**SHORT PROBLEM**
Scan the entries below. List each line with "saying".

┄┄┄┄┄┄┄┄┄┄

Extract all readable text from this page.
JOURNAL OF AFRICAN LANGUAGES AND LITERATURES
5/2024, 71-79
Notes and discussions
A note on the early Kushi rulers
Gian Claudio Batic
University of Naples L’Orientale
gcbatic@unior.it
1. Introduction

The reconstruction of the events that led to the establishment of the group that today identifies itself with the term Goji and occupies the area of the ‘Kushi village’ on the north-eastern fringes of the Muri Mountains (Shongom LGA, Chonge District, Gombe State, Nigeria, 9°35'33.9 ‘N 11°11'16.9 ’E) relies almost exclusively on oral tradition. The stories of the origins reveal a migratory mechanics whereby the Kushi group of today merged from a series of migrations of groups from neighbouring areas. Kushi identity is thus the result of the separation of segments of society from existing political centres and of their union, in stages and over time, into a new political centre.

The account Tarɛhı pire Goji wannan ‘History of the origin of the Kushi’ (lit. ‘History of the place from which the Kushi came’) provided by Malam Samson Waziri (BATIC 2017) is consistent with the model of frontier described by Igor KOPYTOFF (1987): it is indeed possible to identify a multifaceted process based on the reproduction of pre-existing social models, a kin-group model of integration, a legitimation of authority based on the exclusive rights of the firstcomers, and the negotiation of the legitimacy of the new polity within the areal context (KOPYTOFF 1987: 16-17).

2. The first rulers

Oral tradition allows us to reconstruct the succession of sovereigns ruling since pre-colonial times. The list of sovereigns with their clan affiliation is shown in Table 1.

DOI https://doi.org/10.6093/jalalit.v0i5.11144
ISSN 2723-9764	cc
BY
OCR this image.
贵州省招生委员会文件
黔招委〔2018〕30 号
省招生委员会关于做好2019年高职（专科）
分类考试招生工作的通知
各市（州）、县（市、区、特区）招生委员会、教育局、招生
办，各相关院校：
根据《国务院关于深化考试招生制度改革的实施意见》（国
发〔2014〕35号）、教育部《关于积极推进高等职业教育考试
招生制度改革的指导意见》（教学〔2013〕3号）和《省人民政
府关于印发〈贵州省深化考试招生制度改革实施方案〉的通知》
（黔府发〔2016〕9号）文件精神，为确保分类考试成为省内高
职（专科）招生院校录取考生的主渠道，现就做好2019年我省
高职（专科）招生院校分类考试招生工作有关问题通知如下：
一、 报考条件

┄┄┄┄┄┄┄┄┄┄

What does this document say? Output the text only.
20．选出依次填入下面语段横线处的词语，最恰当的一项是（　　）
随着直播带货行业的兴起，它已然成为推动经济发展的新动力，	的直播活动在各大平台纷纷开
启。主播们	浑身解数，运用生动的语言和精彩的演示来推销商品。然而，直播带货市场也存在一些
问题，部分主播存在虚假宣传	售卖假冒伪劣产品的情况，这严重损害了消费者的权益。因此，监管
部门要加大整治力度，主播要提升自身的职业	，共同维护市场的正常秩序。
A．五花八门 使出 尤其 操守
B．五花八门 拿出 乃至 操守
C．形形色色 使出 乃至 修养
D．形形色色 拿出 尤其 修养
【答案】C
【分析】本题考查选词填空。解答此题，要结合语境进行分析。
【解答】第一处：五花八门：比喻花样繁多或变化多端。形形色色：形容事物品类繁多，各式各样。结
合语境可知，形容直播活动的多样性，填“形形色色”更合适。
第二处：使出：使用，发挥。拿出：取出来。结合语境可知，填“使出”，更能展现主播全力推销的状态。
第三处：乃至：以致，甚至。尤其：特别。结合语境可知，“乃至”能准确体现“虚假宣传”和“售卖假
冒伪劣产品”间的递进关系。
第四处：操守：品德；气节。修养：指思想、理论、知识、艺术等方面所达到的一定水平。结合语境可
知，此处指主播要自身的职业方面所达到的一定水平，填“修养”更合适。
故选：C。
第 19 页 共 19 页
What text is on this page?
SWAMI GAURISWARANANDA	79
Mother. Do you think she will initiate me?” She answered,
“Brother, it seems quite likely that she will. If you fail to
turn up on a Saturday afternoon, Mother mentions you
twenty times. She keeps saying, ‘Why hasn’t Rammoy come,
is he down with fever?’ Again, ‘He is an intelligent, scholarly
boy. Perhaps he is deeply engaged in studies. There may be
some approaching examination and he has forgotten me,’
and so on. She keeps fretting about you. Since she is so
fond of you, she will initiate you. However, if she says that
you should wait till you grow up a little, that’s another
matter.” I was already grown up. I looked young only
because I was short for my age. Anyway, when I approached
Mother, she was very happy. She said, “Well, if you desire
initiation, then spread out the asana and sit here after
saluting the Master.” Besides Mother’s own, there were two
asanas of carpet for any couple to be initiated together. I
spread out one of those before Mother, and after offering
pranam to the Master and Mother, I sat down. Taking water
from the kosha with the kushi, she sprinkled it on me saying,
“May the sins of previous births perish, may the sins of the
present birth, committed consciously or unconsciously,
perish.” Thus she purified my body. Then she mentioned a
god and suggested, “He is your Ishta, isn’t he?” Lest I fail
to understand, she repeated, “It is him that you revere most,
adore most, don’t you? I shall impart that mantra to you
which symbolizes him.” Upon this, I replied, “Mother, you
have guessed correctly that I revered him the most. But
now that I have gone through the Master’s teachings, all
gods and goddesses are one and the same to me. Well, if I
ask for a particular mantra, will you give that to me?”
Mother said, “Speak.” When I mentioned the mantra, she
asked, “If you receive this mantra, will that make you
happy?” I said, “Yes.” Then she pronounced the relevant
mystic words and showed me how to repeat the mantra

┄┄┄┄┄┄┄┄┄┄

**WRITTEN SOLUTION**
twenty times. She keeps saying, ‘Why hasn’t Rammoy come,
from the kosha with the kushi, she sprinkled it on me saying,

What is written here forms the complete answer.